**Requirement:**
Take every line that has the string "this" and copy it out.

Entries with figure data
------------------------------

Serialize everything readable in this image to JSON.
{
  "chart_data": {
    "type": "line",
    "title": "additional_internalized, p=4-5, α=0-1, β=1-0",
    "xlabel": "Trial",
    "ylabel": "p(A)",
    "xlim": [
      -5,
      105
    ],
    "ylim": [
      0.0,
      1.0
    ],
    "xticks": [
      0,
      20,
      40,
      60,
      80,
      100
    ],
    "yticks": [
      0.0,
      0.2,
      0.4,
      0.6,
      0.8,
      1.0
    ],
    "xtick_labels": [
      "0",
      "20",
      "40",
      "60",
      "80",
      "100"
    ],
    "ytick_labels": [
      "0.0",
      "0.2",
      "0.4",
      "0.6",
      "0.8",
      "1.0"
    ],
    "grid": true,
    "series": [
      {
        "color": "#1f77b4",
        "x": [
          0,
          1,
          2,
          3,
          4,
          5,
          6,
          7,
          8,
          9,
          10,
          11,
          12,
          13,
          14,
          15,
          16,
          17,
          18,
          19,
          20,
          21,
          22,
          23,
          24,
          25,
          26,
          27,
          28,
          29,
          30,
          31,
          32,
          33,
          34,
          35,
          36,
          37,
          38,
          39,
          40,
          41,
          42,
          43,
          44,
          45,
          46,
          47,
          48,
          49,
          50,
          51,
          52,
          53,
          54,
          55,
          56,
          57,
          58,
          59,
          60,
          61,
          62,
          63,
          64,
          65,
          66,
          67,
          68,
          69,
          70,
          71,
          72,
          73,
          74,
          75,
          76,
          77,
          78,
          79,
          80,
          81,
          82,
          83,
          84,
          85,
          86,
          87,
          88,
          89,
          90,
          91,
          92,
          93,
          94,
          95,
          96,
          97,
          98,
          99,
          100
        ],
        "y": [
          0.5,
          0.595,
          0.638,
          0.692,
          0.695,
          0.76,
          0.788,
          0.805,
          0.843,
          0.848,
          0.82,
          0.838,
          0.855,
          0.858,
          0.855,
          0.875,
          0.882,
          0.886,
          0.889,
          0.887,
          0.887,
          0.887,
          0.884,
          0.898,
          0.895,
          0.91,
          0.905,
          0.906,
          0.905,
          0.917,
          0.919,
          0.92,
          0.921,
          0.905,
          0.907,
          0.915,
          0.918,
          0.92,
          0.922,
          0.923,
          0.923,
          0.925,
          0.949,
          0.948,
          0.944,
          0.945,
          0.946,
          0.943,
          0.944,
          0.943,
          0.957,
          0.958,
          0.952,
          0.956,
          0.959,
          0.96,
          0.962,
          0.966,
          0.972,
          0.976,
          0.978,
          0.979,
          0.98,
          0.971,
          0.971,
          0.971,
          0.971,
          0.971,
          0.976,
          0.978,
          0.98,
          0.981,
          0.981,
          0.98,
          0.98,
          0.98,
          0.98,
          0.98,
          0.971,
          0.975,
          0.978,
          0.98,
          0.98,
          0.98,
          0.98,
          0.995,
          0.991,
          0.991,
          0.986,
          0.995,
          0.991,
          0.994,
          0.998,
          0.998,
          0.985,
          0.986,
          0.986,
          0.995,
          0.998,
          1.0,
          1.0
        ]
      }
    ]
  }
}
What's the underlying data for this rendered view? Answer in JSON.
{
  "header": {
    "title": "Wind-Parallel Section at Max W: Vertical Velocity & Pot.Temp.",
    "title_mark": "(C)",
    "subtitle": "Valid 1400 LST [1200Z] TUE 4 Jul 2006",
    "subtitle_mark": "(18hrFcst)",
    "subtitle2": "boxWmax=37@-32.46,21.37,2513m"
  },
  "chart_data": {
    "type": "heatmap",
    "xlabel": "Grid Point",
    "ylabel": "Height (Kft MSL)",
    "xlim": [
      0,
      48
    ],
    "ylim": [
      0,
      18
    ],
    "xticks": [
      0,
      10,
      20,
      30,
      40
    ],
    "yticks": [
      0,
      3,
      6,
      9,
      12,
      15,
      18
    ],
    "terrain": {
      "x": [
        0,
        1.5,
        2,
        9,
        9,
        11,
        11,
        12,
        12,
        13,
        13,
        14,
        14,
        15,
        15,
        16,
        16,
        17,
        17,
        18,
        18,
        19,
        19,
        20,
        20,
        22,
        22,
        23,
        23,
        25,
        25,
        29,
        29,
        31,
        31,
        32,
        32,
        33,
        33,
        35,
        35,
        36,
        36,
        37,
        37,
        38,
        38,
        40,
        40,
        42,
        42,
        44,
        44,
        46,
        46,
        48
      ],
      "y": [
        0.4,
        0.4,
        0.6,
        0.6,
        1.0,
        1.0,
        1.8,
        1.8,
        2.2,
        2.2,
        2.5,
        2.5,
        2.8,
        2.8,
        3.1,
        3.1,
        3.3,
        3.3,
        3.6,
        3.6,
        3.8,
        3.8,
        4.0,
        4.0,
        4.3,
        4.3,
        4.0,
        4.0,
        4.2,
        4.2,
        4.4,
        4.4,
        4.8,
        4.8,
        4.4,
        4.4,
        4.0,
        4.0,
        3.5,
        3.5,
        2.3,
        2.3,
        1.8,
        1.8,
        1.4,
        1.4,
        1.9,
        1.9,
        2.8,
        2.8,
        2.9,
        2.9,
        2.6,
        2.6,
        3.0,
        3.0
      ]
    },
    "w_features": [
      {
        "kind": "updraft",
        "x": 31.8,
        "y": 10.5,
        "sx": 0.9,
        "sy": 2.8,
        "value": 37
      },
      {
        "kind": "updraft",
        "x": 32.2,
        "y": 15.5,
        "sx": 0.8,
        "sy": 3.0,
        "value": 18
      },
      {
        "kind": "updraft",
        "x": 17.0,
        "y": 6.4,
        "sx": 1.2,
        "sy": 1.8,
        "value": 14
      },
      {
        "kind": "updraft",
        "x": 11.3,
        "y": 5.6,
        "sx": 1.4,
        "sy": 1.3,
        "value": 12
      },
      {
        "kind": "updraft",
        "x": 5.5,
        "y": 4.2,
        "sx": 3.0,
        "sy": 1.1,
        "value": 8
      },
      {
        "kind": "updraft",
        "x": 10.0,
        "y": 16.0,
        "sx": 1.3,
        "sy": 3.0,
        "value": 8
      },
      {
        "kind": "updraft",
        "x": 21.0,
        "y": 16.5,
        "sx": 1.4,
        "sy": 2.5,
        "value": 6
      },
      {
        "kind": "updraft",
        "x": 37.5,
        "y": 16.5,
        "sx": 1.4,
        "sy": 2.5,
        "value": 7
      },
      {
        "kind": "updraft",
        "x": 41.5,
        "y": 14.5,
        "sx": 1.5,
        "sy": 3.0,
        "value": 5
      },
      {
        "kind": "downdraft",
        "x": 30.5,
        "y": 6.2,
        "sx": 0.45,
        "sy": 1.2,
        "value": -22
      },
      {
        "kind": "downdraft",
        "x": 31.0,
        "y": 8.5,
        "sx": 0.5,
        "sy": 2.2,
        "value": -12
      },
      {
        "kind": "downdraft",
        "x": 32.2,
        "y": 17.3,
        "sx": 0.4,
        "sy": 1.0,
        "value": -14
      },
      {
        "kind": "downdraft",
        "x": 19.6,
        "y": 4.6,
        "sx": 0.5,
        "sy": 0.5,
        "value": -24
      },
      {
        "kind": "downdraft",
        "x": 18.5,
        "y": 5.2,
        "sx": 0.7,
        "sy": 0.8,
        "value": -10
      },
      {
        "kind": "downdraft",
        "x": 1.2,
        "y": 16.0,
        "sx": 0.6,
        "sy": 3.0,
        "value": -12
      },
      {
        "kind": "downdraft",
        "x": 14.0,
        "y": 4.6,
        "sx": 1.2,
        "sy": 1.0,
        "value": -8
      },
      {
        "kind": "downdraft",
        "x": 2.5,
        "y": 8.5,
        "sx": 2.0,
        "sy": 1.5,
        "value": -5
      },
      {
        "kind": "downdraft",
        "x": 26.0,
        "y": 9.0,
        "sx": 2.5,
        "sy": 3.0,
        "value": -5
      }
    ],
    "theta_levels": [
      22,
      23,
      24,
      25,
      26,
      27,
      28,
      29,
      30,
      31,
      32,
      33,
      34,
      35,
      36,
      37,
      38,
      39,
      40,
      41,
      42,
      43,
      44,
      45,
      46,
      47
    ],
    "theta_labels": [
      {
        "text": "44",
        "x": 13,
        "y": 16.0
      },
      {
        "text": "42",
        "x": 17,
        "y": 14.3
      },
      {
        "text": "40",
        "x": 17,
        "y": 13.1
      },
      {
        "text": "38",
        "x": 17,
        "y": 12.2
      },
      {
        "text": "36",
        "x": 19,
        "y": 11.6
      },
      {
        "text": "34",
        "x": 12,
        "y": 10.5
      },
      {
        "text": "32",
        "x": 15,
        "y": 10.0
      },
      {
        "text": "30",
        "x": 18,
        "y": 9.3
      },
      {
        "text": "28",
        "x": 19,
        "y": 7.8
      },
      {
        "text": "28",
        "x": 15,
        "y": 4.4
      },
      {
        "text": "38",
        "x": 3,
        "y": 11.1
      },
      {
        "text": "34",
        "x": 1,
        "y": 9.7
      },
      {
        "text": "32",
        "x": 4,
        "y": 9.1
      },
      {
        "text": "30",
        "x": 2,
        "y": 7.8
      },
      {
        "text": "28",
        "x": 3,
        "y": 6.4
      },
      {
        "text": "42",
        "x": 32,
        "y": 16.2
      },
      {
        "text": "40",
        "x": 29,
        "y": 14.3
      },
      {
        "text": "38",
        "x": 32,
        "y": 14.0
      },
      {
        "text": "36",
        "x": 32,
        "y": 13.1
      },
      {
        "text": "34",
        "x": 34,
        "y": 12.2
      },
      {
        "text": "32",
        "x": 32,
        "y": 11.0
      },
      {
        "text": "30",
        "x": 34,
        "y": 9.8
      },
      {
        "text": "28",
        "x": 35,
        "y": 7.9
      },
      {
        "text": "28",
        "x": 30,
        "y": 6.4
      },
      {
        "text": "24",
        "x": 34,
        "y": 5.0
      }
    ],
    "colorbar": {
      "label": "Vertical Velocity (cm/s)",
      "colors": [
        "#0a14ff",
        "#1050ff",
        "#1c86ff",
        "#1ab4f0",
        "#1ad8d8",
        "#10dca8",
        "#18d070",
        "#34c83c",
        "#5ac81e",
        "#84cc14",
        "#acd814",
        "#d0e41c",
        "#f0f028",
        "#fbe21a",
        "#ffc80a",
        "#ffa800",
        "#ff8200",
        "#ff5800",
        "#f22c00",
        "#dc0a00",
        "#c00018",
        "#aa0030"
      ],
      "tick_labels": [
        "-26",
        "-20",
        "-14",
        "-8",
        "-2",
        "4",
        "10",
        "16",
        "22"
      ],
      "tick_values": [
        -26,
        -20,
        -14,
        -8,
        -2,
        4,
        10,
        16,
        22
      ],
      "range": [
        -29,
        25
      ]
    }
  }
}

------------------------------

**Task result:**
Serialize everything readable in this image to JSON.
What's the underlying data for this rendered view? Answer in JSON.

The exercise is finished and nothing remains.